[Excerpted data]
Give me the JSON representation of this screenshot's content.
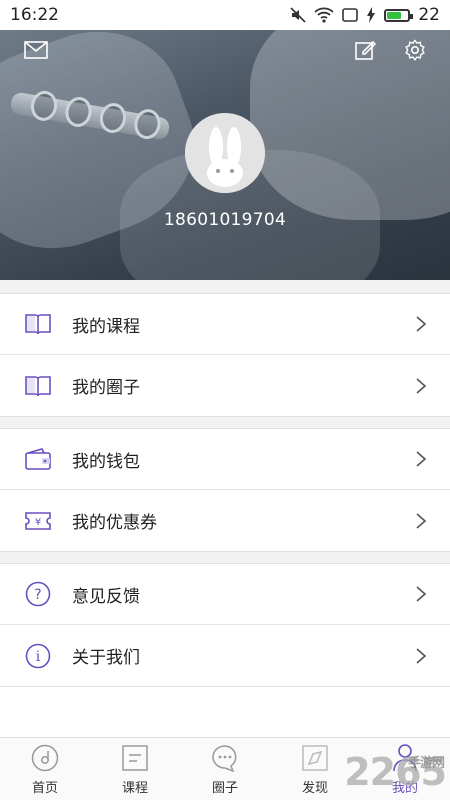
{
  "status_bar": {
    "time": "16:22",
    "battery": "22"
  },
  "profile": {
    "phone": "18601019704"
  },
  "menu": {
    "group1": [
      {
        "label": "我的课程",
        "icon": "book-icon"
      },
      {
        "label": "我的圈子",
        "icon": "book-icon"
      }
    ],
    "group2": [
      {
        "label": "我的钱包",
        "icon": "wallet-icon"
      },
      {
        "label": "我的优惠券",
        "icon": "coupon-icon"
      }
    ],
    "group3": [
      {
        "label": "意见反馈",
        "icon": "question-icon"
      },
      {
        "label": "关于我们",
        "icon": "info-icon"
      }
    ]
  },
  "tabs": [
    {
      "label": "首页",
      "icon": "music-disc-icon"
    },
    {
      "label": "课程",
      "icon": "document-icon"
    },
    {
      "label": "圈子",
      "icon": "chat-bubble-icon"
    },
    {
      "label": "发现",
      "icon": "discover-icon"
    },
    {
      "label": "我的",
      "icon": "person-icon",
      "active": true
    }
  ],
  "watermark": {
    "text": "2265",
    "sub": "手游网"
  },
  "colors": {
    "accent": "#6a4fbf",
    "text": "#222222",
    "divider": "#e5e5e5"
  }
}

[The task] Without the images, write out each line of the data verbatim.

[Response]
Give me the JSON representation of this screenshot's content.
{
  "status_bar": {
    "time": "16:22",
    "battery": "22"
  },
  "profile": {
    "phone": "18601019704"
  },
  "menu": {
    "group1": [
      {
        "label": "我的课程",
        "icon": "book-icon"
      },
      {
        "label": "我的圈子",
        "icon": "book-icon"
      }
    ],
    "group2": [
      {
        "label": "我的钱包",
        "icon": "wallet-icon"
      },
      {
        "label": "我的优惠券",
        "icon": "coupon-icon"
      }
    ],
    "group3": [
      {
        "label": "意见反馈",
        "icon": "question-icon"
      },
      {
        "label": "关于我们",
        "icon": "info-icon"
      }
    ]
  },
  "tabs": [
    {
      "label": "首页",
      "icon": "music-disc-icon"
    },
    {
      "label": "课程",
      "icon": "document-icon"
    },
    {
      "label": "圈子",
      "icon": "chat-bubble-icon"
    },
    {
      "label": "发现",
      "icon": "discover-icon"
    },
    {
      "label": "我的",
      "icon": "person-icon",
      "active": true
    }
  ],
  "watermark": {
    "text": "2265",
    "sub": "手游网"
  },
  "colors": {
    "accent": "#6a4fbf",
    "text": "#222222",
    "divider": "#e5e5e5"
  }
}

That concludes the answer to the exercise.